→ Goal of the exercise: Write out each line from the data below that includes the word "Trends".

(Data tied to figure images)
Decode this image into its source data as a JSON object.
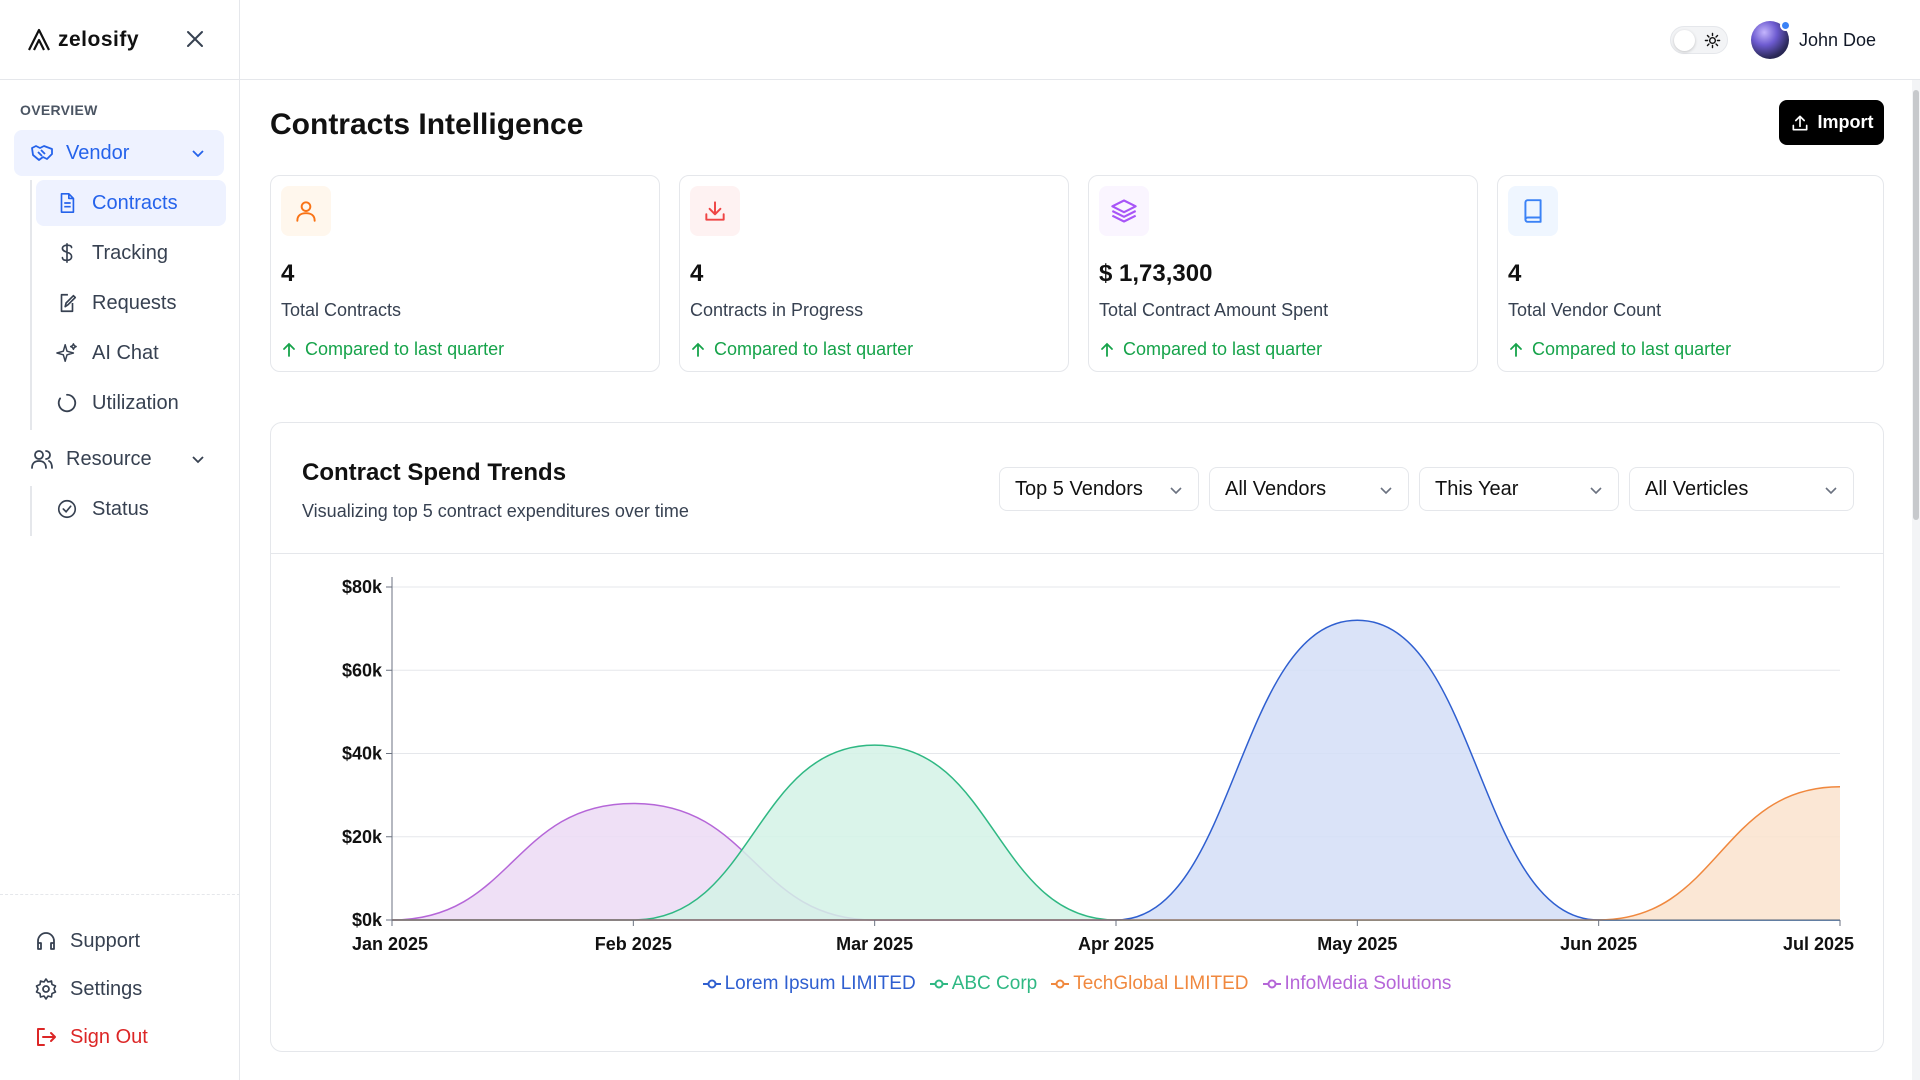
{
  "app": {
    "brand": "zelosify"
  },
  "sidebar": {
    "section": "OVERVIEW",
    "vendor_label": "Vendor",
    "vendor_items": [
      {
        "label": "Contracts",
        "icon": "document-icon"
      },
      {
        "label": "Tracking",
        "icon": "dollar-icon"
      },
      {
        "label": "Requests",
        "icon": "edit-document-icon"
      },
      {
        "label": "AI Chat",
        "icon": "sparkles-icon"
      },
      {
        "label": "Utilization",
        "icon": "loader-circle-icon"
      }
    ],
    "resource_label": "Resource",
    "resource_items": [
      {
        "label": "Status",
        "icon": "check-circle-icon"
      }
    ],
    "bottom": {
      "support": "Support",
      "settings": "Settings",
      "signout": "Sign Out"
    }
  },
  "header": {
    "user_name": "John Doe"
  },
  "main": {
    "title": "Contracts Intelligence",
    "import_label": "Import",
    "stats": [
      {
        "value": "4",
        "label": "Total Contracts",
        "trend": "Compared to last quarter",
        "icon": "user-icon",
        "color": "#f97316",
        "bg": "#fff7ed"
      },
      {
        "value": "4",
        "label": "Contracts in Progress",
        "trend": "Compared to last quarter",
        "icon": "download-icon",
        "color": "#ef4444",
        "bg": "#fef2f2"
      },
      {
        "value": "$ 1,73,300",
        "label": "Total Contract Amount Spent",
        "trend": "Compared to last quarter",
        "icon": "layers-icon",
        "color": "#a855f7",
        "bg": "#faf5ff"
      },
      {
        "value": "4",
        "label": "Total Vendor Count",
        "trend": "Compared to last quarter",
        "icon": "book-icon",
        "color": "#3b82f6",
        "bg": "#eff6ff"
      }
    ],
    "chart_card": {
      "title": "Contract Spend Trends",
      "subtitle": "Visualizing top 5 contract expenditures over time",
      "filters": [
        "Top 5 Vendors",
        "All Vendors",
        "This Year",
        "All Verticles"
      ]
    }
  },
  "chart_data": {
    "type": "area",
    "title": "Contract Spend Trends",
    "x": [
      "Jan 2025",
      "Feb 2025",
      "Mar 2025",
      "Apr 2025",
      "May 2025",
      "Jun 2025",
      "Jul 2025"
    ],
    "y_ticks": [
      "$0k",
      "$20k",
      "$40k",
      "$60k",
      "$80k"
    ],
    "ylim": [
      0,
      80000
    ],
    "grid": true,
    "legend_position": "bottom",
    "series": [
      {
        "name": "Lorem Ipsum LIMITED",
        "color": "#2f5fd0",
        "fill": "#d4def7",
        "values": [
          0,
          0,
          0,
          0,
          72000,
          0,
          0
        ]
      },
      {
        "name": "ABC Corp",
        "color": "#2fb883",
        "fill": "#d4f2e6",
        "values": [
          0,
          0,
          42000,
          0,
          0,
          0,
          0
        ]
      },
      {
        "name": "TechGlobal LIMITED",
        "color": "#f0883e",
        "fill": "#fae3ce",
        "values": [
          0,
          0,
          0,
          0,
          0,
          0,
          32000
        ]
      },
      {
        "name": "InfoMedia Solutions",
        "color": "#b566d8",
        "fill": "#ecdaf5",
        "values": [
          0,
          28000,
          0,
          0,
          0,
          0,
          0
        ]
      }
    ]
  }
}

→ Expected answer:
      "title": "Contract Spend Trends",
    "title": "Contract Spend Trends",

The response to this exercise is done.